··· Input data ···

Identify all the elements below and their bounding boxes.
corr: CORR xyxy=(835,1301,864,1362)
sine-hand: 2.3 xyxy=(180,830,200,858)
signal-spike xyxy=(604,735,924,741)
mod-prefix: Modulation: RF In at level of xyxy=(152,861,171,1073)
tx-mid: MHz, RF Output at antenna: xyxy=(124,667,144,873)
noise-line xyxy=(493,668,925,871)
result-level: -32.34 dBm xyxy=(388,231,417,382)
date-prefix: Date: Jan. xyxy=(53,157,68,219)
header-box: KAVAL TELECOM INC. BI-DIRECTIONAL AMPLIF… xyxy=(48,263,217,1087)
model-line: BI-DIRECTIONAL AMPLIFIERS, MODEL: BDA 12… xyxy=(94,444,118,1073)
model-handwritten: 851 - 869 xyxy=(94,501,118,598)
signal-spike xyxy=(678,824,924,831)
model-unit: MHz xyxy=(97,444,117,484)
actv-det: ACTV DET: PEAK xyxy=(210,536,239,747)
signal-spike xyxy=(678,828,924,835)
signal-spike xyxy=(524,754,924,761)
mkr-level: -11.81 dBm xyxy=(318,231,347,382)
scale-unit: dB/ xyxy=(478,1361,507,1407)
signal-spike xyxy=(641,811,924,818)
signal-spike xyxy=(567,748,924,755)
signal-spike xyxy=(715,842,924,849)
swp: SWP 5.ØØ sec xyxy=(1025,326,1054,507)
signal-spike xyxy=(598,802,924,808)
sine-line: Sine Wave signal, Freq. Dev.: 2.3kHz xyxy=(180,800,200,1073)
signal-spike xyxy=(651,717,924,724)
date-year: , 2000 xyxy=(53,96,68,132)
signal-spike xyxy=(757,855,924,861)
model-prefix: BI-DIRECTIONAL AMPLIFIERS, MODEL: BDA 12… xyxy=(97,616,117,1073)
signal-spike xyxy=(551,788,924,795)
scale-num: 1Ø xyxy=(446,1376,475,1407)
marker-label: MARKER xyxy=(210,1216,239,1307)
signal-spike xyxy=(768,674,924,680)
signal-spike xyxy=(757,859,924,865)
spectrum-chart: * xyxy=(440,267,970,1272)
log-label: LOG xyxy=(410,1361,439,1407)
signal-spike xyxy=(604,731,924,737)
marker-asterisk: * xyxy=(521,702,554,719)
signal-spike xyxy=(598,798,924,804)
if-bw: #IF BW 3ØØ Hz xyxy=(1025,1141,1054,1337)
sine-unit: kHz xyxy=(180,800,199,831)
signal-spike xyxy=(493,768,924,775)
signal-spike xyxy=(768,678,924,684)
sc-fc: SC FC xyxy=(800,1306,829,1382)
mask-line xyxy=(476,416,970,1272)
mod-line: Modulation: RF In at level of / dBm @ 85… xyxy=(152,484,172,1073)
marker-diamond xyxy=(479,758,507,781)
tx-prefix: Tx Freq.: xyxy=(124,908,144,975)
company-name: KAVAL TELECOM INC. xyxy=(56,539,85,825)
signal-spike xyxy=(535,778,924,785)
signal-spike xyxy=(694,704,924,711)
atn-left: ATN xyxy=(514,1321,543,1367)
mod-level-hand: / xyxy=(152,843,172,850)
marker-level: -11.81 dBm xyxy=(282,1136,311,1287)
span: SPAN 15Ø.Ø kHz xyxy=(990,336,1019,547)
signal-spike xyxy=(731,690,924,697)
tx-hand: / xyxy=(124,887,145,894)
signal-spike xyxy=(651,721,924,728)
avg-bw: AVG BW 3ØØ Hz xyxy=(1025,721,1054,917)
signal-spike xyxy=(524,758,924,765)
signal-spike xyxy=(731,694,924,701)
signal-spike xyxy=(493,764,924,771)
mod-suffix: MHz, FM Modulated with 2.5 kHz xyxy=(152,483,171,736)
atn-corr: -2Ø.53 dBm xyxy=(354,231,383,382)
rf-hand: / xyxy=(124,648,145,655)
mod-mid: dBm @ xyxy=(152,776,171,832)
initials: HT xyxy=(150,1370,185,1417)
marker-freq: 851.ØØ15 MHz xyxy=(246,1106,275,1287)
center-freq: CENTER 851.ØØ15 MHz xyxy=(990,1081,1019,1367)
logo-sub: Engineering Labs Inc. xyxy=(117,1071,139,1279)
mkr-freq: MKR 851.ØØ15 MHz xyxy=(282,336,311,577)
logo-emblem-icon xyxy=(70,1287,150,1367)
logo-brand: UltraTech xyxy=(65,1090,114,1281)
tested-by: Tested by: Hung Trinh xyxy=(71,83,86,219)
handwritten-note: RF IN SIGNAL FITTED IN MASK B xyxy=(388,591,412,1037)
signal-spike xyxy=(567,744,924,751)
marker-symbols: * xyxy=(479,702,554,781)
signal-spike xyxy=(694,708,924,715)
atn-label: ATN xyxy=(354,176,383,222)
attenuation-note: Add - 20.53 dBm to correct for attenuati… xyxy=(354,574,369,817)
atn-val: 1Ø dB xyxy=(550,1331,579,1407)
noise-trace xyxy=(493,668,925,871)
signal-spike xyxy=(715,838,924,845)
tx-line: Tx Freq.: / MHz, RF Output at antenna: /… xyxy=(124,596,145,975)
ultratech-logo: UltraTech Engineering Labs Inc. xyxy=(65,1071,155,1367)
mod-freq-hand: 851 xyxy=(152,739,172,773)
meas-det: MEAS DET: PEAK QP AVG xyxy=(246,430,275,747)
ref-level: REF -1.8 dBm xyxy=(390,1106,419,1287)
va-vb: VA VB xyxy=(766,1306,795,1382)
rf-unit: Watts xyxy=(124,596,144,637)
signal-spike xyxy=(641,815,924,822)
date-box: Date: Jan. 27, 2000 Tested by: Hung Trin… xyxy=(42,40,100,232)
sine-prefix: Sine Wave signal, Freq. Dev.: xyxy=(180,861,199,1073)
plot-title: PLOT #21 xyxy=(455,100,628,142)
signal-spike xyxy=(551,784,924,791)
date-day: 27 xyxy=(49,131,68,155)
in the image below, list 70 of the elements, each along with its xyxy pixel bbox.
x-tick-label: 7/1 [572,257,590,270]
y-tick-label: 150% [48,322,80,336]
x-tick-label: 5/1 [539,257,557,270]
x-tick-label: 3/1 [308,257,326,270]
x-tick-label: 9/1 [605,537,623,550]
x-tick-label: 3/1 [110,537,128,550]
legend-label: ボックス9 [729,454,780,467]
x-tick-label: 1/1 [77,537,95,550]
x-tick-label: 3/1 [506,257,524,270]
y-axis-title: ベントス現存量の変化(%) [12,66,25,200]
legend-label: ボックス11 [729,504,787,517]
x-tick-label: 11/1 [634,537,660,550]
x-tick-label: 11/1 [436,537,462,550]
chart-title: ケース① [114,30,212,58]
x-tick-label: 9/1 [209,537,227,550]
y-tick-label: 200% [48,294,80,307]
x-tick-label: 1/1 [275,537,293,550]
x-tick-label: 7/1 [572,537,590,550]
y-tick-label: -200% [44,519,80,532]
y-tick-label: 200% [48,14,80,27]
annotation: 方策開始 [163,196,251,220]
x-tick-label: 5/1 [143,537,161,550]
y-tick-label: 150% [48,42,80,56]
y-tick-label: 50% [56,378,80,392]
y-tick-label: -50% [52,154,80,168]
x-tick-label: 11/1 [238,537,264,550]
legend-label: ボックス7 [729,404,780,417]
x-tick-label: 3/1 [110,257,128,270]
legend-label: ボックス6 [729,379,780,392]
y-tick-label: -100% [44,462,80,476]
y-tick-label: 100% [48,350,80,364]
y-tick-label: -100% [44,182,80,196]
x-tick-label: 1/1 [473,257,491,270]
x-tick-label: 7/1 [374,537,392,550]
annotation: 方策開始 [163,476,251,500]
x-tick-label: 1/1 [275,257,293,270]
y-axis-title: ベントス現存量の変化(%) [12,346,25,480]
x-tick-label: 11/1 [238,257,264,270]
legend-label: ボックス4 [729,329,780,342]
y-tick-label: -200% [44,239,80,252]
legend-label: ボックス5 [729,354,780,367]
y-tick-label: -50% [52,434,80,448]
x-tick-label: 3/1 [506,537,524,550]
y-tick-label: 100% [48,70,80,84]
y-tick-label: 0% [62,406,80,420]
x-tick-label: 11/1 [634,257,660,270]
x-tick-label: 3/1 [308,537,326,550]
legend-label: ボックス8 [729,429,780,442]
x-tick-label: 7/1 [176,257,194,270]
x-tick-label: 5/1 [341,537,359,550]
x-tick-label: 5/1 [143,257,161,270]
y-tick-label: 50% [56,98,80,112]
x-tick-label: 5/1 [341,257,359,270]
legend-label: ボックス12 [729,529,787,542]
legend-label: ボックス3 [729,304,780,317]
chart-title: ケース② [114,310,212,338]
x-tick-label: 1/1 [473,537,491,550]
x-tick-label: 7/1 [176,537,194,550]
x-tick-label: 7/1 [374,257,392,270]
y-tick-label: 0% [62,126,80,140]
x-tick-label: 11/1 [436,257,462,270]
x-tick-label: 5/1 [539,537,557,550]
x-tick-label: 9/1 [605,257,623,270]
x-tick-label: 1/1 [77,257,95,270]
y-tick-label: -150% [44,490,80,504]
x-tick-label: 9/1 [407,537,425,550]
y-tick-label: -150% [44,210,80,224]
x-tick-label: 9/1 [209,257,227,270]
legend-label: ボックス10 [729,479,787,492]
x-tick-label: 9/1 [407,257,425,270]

···

- _The exercise_: Copy without any change the part of the material that runs from its first line through the line containing "mod-line: Modulation: RF", including both of those lines.

- _Exercise answer_:
Identify all the elements below and their bounding boxes.
corr: CORR xyxy=(835,1301,864,1362)
sine-hand: 2.3 xyxy=(180,830,200,858)
signal-spike xyxy=(604,735,924,741)
mod-prefix: Modulation: RF In at level of xyxy=(152,861,171,1073)
tx-mid: MHz, RF Output at antenna: xyxy=(124,667,144,873)
noise-line xyxy=(493,668,925,871)
result-level: -32.34 dBm xyxy=(388,231,417,382)
date-prefix: Date: Jan. xyxy=(53,157,68,219)
header-box: KAVAL TELECOM INC. BI-DIRECTIONAL AMPLIF… xyxy=(48,263,217,1087)
model-line: BI-DIRECTIONAL AMPLIFIERS, MODEL: BDA 12… xyxy=(94,444,118,1073)
model-handwritten: 851 - 869 xyxy=(94,501,118,598)
signal-spike xyxy=(678,824,924,831)
model-unit: MHz xyxy=(97,444,117,484)
actv-det: ACTV DET: PEAK xyxy=(210,536,239,747)
signal-spike xyxy=(678,828,924,835)
signal-spike xyxy=(524,754,924,761)
mkr-level: -11.81 dBm xyxy=(318,231,347,382)
scale-unit: dB/ xyxy=(478,1361,507,1407)
signal-spike xyxy=(641,811,924,818)
signal-spike xyxy=(567,748,924,755)
signal-spike xyxy=(715,842,924,849)
swp: SWP 5.ØØ sec xyxy=(1025,326,1054,507)
signal-spike xyxy=(598,802,924,808)
sine-line: Sine Wave signal, Freq. Dev.: 2.3kHz xyxy=(180,800,200,1073)
signal-spike xyxy=(651,717,924,724)
date-year: , 2000 xyxy=(53,96,68,132)
signal-spike xyxy=(757,855,924,861)
model-prefix: BI-DIRECTIONAL AMPLIFIERS, MODEL: BDA 12… xyxy=(97,616,117,1073)
signal-spike xyxy=(551,788,924,795)
scale-num: 1Ø xyxy=(446,1376,475,1407)
marker-label: MARKER xyxy=(210,1216,239,1307)
signal-spike xyxy=(768,674,924,680)
signal-spike xyxy=(757,859,924,865)
spectrum-chart: * xyxy=(440,267,970,1272)
log-label: LOG xyxy=(410,1361,439,1407)
signal-spike xyxy=(604,731,924,737)
marker-asterisk: * xyxy=(521,702,554,719)
signal-spike xyxy=(598,798,924,804)
if-bw: #IF BW 3ØØ Hz xyxy=(1025,1141,1054,1337)
sine-unit: kHz xyxy=(180,800,199,831)
signal-spike xyxy=(493,768,924,775)
signal-spike xyxy=(768,678,924,684)
sc-fc: SC FC xyxy=(800,1306,829,1382)
mask-line xyxy=(476,416,970,1272)
mod-line: Modulation: RF In at level of / dBm @ 85… xyxy=(152,484,172,1073)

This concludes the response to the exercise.